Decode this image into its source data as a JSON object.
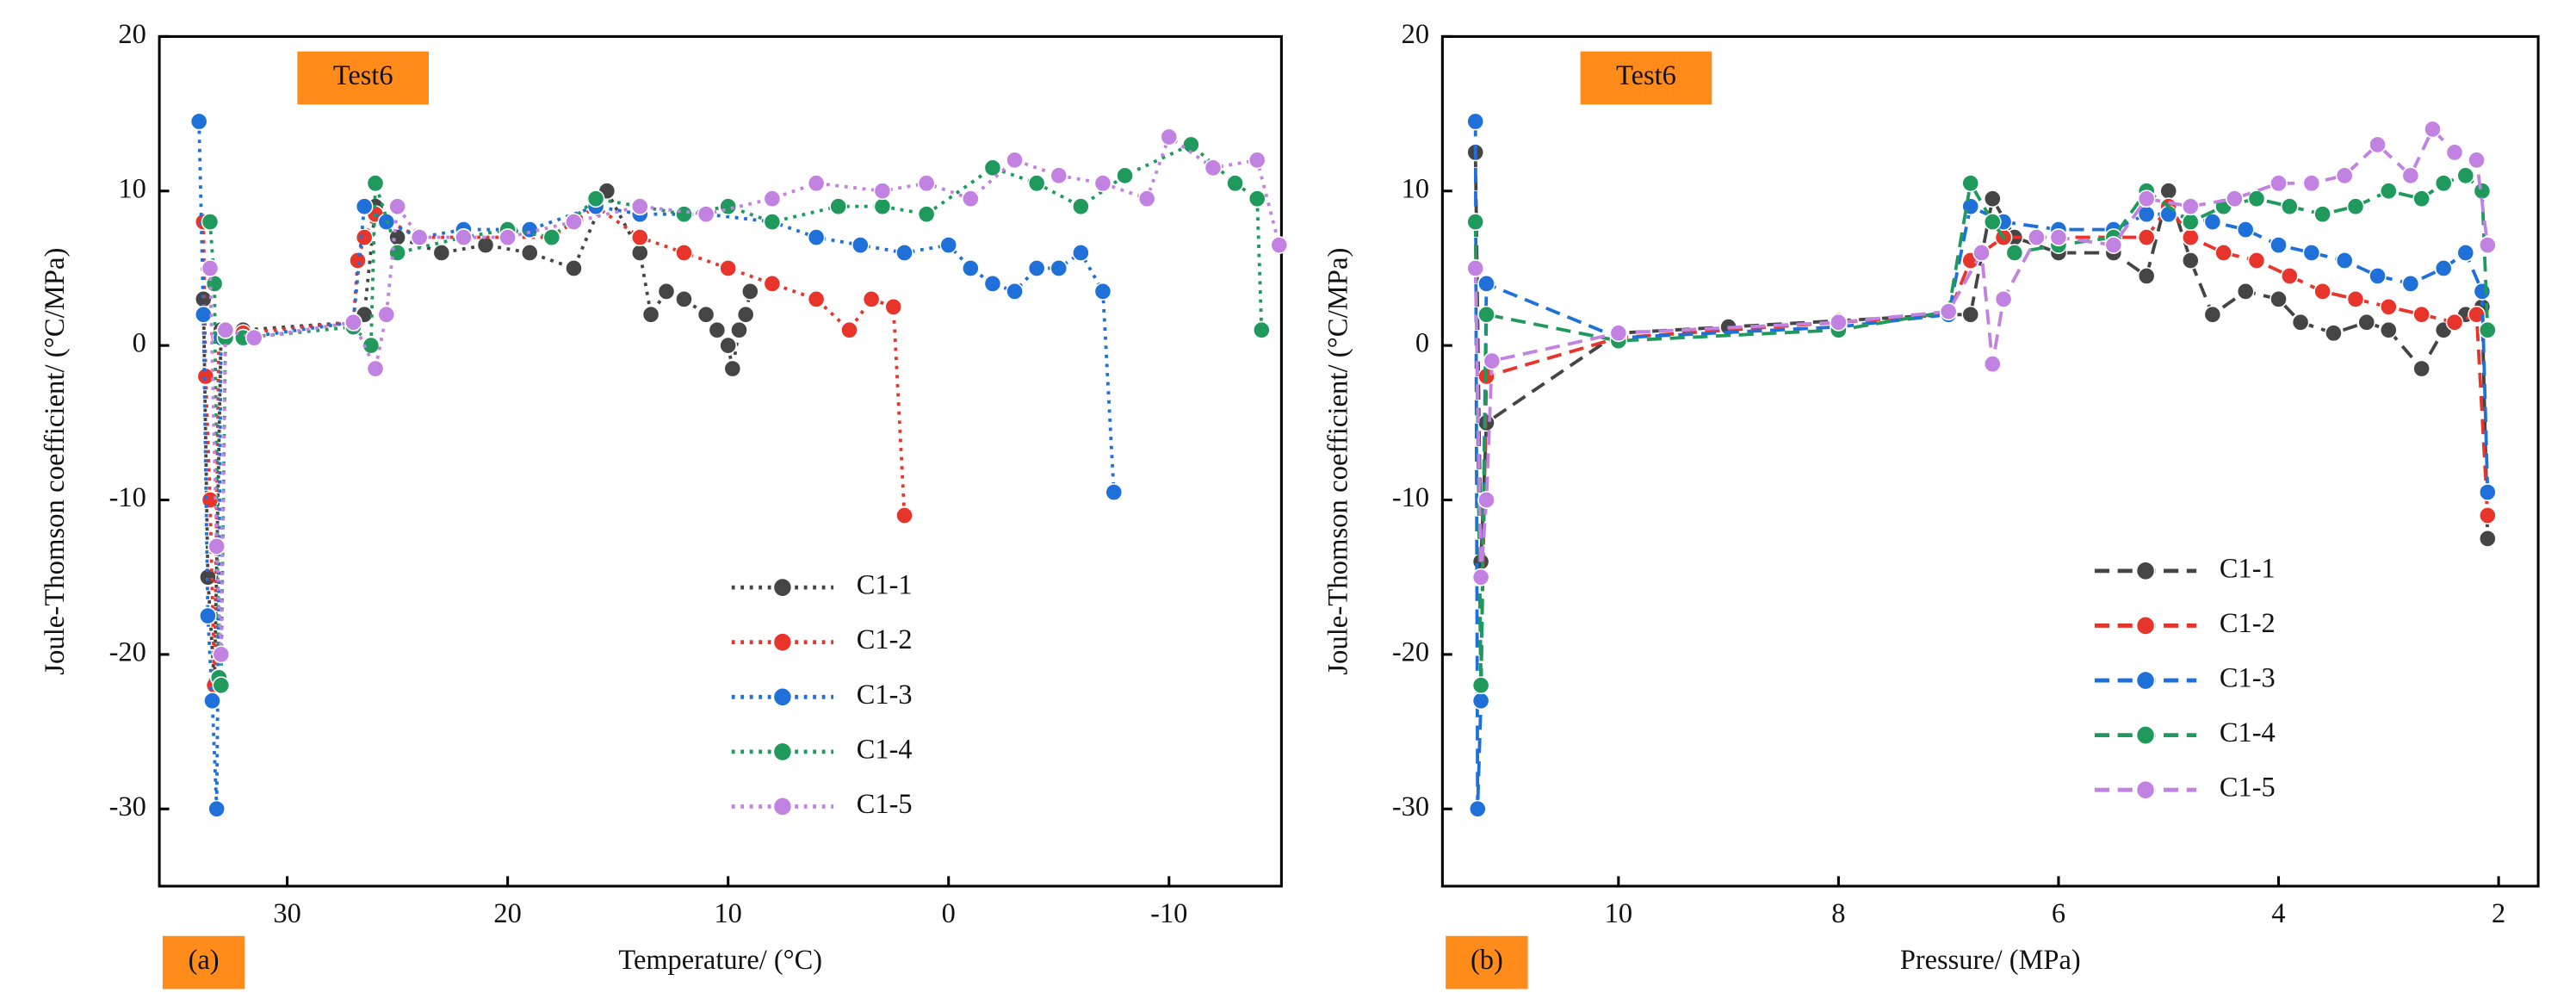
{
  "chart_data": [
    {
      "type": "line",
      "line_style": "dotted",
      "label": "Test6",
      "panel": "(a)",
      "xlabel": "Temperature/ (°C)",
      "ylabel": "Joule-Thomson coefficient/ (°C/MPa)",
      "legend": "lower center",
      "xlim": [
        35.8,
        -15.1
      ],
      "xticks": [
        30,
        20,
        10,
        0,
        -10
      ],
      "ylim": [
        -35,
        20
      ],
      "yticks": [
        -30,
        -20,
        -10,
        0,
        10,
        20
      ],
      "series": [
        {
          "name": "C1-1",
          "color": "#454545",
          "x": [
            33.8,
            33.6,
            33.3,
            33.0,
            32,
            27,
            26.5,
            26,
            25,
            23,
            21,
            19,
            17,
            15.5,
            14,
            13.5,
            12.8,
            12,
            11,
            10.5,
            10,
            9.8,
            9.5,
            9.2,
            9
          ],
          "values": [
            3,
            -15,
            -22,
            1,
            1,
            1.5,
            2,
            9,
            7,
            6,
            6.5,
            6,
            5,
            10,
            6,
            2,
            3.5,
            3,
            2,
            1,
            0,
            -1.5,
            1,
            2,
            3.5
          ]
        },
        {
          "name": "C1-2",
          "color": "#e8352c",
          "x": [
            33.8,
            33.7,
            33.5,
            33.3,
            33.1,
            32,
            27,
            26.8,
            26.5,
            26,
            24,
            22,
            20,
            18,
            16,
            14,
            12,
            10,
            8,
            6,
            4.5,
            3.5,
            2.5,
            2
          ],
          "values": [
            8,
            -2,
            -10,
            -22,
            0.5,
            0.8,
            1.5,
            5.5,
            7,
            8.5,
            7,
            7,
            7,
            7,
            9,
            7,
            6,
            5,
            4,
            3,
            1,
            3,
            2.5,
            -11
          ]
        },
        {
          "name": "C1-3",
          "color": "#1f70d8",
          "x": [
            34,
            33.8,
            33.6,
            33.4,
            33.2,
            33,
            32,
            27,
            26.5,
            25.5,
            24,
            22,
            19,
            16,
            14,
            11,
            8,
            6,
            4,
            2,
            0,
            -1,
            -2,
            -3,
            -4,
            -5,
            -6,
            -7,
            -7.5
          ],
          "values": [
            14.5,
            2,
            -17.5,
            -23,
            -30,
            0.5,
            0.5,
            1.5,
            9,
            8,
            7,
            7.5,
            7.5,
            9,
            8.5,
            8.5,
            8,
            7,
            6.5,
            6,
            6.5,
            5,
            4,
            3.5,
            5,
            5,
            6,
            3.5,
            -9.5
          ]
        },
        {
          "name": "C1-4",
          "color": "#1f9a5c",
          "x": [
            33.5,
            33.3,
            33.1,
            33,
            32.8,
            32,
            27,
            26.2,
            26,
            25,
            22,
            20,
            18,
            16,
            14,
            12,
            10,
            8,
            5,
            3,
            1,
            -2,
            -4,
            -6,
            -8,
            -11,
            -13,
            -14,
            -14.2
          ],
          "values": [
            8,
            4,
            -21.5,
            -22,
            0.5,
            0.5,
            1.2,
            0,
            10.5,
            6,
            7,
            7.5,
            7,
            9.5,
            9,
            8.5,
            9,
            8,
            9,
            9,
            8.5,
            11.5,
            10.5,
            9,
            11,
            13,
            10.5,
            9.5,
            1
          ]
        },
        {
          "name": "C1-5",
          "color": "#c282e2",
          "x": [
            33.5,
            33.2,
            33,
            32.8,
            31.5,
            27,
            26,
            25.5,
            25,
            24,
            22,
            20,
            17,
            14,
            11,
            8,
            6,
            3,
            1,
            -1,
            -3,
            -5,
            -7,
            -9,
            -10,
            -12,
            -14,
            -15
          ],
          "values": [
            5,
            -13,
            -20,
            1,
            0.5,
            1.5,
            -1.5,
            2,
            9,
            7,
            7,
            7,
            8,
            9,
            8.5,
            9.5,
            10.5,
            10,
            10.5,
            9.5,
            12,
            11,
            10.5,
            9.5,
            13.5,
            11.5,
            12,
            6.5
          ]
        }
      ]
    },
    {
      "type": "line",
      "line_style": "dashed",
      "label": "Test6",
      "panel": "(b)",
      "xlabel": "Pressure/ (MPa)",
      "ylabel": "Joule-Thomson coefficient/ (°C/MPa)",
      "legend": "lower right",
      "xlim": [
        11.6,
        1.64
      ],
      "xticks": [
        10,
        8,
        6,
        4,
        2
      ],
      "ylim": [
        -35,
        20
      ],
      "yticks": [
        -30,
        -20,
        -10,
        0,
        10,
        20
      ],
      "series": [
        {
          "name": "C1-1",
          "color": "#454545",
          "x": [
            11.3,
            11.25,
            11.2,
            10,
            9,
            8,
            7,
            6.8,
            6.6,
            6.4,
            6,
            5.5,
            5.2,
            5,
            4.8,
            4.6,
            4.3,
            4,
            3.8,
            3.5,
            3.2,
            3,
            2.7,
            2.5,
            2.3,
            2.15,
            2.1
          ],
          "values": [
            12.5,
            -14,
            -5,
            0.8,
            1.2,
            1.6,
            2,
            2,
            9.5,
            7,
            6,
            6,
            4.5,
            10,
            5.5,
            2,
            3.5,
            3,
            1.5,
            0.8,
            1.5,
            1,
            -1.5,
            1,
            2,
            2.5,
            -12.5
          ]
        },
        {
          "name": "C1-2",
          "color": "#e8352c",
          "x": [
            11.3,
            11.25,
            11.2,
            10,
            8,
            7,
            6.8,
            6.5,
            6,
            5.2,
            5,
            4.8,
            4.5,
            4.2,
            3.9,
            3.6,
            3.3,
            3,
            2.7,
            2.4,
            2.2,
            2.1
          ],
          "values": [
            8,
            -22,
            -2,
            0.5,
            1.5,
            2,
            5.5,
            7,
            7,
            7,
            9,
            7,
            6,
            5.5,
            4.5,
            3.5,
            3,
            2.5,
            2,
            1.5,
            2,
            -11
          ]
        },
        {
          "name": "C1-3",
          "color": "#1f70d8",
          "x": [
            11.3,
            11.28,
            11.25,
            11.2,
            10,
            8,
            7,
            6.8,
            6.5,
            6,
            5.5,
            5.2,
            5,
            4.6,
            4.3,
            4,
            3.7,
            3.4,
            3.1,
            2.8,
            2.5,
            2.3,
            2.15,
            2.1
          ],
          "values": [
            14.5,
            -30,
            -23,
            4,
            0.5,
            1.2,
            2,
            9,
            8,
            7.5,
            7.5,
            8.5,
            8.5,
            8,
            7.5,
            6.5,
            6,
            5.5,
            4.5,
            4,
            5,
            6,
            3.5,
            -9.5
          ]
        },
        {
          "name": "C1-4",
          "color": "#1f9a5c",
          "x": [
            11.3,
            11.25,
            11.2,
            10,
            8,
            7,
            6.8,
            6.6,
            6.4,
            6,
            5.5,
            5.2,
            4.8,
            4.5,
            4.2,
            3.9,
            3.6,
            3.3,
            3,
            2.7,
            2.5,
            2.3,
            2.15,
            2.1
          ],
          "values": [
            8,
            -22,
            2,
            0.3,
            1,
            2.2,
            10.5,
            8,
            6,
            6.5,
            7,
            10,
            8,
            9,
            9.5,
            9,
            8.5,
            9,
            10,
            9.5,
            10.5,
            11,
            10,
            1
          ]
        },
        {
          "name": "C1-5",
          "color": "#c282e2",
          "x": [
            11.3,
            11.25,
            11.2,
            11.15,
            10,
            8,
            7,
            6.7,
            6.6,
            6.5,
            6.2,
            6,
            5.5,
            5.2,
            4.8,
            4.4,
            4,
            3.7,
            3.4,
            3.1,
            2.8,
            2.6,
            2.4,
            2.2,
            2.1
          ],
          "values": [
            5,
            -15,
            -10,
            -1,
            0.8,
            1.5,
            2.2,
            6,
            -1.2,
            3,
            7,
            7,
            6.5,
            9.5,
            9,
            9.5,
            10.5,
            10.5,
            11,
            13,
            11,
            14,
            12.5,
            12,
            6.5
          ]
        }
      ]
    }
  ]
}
┄┄┄┄┄┄
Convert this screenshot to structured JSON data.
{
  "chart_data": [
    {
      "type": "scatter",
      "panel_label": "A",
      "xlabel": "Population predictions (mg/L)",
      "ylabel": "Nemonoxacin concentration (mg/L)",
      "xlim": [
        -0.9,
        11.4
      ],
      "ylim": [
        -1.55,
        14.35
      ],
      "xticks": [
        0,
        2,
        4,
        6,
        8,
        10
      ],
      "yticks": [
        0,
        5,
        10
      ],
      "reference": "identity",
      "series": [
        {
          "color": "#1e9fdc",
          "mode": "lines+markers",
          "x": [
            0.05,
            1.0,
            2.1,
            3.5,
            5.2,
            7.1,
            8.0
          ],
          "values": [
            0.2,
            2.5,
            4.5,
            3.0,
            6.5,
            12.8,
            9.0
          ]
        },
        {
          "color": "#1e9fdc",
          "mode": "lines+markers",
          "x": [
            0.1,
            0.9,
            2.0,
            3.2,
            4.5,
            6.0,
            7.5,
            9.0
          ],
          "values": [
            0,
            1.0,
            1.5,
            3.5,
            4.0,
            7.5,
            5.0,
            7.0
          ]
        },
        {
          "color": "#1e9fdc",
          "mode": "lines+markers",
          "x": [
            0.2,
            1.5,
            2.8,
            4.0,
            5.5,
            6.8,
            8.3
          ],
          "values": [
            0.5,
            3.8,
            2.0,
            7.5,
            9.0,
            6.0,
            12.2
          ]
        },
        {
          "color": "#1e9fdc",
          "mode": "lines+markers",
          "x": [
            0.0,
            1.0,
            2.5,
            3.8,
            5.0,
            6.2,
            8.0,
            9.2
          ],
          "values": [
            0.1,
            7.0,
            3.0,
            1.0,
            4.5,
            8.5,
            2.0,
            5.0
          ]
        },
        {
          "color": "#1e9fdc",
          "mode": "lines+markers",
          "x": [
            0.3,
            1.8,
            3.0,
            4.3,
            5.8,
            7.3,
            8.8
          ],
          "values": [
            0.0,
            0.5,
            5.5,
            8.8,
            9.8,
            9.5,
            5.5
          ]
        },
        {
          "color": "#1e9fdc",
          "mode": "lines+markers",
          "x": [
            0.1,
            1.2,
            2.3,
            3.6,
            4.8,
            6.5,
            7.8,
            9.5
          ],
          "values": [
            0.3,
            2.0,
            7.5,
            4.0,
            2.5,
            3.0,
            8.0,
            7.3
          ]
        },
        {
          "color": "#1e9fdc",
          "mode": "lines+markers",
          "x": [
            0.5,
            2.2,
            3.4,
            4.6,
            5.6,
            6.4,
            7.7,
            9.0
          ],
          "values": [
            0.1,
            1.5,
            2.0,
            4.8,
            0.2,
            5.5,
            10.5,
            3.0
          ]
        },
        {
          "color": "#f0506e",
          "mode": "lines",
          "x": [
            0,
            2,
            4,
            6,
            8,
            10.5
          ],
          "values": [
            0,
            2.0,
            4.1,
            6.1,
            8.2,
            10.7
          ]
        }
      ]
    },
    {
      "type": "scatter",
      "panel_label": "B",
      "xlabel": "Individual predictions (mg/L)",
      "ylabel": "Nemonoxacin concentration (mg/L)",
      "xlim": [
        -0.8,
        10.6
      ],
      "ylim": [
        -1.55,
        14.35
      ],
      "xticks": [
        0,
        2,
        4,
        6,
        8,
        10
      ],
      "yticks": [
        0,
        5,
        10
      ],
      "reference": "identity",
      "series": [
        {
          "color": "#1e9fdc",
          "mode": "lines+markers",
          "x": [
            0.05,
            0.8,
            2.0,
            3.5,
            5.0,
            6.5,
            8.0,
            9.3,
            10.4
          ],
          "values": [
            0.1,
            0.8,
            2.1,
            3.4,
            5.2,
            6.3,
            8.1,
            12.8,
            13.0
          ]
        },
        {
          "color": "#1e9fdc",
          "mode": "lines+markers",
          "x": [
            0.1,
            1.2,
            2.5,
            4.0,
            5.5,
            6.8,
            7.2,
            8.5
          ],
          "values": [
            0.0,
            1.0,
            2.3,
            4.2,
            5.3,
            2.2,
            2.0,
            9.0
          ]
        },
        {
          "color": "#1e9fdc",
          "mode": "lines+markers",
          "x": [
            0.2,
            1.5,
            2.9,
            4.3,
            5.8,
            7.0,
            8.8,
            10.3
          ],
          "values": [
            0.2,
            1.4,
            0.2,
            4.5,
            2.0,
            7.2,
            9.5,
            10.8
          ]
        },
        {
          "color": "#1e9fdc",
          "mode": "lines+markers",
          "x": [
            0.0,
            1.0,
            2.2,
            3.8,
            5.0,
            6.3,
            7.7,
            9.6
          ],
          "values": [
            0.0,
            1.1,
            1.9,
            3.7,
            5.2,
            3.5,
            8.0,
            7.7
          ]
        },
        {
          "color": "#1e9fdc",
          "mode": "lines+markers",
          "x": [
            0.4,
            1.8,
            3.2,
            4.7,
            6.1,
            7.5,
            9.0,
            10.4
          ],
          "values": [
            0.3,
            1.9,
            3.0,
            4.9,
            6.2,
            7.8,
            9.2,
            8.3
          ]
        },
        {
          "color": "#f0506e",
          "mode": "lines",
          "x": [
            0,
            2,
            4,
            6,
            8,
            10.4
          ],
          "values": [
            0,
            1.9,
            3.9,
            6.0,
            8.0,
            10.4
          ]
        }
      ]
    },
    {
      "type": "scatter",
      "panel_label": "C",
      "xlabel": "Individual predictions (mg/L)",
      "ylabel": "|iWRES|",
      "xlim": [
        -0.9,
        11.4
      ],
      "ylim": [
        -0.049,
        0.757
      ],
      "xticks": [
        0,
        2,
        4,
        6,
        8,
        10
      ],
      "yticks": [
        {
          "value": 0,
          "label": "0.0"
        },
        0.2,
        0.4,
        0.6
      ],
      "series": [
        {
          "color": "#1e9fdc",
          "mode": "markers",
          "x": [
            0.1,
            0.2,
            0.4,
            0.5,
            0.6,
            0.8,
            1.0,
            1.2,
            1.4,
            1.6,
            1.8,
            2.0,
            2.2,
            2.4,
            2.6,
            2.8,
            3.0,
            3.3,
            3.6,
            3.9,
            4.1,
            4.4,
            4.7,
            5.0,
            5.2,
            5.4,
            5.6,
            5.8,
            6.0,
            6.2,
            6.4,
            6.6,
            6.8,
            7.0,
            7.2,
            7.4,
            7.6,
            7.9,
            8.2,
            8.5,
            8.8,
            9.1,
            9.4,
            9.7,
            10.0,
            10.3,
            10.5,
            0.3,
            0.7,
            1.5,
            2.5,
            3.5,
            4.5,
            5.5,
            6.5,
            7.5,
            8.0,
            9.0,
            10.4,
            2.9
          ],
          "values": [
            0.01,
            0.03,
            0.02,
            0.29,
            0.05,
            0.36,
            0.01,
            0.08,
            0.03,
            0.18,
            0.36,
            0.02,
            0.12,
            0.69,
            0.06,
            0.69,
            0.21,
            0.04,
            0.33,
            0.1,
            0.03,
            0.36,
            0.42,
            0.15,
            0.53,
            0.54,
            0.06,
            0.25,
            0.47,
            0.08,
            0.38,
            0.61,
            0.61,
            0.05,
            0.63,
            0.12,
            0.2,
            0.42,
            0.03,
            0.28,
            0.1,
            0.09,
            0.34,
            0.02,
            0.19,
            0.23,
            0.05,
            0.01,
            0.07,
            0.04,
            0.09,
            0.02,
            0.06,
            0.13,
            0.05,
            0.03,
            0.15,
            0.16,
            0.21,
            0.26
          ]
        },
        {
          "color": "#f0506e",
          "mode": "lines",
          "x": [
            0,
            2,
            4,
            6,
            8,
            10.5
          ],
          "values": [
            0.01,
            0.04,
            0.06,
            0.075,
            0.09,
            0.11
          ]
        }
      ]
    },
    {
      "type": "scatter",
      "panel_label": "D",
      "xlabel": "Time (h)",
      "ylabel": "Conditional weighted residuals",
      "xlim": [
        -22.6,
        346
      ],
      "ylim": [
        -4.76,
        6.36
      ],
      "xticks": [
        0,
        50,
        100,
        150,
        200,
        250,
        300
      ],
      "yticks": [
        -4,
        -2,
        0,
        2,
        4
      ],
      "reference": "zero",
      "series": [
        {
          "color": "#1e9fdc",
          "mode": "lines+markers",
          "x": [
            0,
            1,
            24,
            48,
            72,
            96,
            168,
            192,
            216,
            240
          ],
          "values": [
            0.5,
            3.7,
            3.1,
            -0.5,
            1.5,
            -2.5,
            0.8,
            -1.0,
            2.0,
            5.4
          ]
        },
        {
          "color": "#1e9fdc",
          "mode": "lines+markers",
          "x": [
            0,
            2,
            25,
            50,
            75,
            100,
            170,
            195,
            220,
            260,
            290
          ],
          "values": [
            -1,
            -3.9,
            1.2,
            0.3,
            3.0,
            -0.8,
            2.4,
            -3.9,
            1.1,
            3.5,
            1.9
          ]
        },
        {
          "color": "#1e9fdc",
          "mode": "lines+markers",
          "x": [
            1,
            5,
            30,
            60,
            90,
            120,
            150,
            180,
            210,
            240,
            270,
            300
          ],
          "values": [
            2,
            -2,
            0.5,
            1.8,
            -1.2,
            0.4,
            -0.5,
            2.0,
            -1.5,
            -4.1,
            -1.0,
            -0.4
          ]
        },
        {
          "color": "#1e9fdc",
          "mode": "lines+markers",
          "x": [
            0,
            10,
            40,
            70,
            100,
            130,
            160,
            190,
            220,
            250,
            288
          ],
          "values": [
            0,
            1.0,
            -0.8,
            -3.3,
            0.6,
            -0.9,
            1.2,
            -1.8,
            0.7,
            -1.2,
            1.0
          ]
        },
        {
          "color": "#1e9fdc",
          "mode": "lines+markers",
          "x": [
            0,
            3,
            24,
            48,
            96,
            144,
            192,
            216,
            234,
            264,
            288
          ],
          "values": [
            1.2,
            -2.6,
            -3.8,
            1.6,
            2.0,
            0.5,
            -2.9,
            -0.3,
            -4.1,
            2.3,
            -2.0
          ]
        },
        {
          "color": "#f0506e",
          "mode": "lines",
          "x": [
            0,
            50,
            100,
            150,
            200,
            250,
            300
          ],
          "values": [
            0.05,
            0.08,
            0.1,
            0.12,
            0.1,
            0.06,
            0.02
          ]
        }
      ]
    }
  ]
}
┄┄┄┄┄┄
◆ **BRIEF**: Which lines include "this"? Copy each of them out.

◆ **THE REPLY**:
Decode this image into its source data as a JSON object.
Convert this screenshot to structured JSON data.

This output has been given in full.